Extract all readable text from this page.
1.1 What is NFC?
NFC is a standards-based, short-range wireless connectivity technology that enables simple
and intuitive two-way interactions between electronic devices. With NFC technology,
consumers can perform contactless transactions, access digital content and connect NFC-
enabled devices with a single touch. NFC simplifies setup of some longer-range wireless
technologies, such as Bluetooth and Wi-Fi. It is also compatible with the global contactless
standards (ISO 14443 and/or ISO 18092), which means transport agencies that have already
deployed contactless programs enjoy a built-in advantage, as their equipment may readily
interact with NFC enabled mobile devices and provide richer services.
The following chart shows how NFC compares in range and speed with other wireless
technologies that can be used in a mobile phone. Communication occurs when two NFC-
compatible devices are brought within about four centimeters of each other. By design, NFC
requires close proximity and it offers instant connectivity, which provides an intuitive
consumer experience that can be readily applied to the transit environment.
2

■ ■ ■

#### Exercise prompt
Single out each line of the records above with the string "connectivity" in it, and copy it.

#### Exercise answer
NFC is a standards-based, short-range wireless connectivity technology that enables simple
requires close proximity and it offers instant connectivity, which provides an intuitive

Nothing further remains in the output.